-- Begin Data provided --

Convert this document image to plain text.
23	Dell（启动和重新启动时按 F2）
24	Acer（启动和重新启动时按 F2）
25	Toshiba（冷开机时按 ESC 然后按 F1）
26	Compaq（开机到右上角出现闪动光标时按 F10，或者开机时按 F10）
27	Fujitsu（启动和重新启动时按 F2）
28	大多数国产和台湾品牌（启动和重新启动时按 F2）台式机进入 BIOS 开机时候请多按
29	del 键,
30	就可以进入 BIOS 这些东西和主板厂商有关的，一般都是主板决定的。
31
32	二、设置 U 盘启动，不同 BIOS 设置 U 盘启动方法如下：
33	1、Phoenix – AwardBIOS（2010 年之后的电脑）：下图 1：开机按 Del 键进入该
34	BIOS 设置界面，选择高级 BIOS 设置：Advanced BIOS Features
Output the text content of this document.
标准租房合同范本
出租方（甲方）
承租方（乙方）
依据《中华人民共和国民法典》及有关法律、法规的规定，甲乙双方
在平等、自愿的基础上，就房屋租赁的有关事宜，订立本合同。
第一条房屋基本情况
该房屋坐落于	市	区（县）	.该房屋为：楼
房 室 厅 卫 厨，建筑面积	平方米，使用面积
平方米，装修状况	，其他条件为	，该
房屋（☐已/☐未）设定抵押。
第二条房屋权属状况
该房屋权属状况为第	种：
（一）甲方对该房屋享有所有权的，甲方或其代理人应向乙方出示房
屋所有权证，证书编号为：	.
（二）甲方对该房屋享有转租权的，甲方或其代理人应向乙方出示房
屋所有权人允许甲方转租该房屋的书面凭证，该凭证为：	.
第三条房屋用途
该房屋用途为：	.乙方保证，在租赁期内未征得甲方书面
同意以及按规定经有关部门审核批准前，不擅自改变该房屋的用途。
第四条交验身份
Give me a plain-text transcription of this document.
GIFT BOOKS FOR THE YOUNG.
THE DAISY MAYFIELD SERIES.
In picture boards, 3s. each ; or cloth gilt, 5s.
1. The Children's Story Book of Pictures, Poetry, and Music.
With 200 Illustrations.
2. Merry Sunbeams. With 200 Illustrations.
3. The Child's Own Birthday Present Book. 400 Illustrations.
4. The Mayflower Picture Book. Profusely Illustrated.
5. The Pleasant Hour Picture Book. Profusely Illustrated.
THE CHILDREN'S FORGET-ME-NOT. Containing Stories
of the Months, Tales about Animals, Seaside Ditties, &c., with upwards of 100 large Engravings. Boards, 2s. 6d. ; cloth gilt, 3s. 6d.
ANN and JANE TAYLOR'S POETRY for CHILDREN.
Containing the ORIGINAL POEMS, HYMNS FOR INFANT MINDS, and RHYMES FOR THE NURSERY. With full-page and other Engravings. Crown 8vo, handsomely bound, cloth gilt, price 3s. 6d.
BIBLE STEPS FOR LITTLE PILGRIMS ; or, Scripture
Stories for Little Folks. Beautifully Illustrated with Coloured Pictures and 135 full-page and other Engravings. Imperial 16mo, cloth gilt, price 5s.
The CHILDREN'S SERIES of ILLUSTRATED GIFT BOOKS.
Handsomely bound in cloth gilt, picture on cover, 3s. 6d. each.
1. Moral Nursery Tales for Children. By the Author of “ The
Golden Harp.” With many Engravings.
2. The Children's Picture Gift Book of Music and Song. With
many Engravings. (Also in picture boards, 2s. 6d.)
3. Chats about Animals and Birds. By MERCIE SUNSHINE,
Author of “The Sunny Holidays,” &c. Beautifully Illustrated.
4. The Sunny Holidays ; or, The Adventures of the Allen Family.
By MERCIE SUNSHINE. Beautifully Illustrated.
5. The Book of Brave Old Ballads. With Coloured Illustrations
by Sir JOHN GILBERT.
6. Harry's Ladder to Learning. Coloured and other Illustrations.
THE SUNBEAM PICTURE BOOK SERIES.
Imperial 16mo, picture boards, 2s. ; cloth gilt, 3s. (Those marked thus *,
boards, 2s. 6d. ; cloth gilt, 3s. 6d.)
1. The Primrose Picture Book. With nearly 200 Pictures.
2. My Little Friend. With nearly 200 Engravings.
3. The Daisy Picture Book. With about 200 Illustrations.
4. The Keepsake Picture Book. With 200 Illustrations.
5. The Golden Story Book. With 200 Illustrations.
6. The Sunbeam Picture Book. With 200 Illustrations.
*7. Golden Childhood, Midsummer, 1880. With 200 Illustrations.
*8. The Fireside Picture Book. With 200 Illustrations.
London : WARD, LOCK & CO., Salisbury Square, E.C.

-- End Data provided --

List all lines holding the string "many".

Golden Harp.” With many Engravings.
many Engravings. (Also in picture boards, 2s. 6d.)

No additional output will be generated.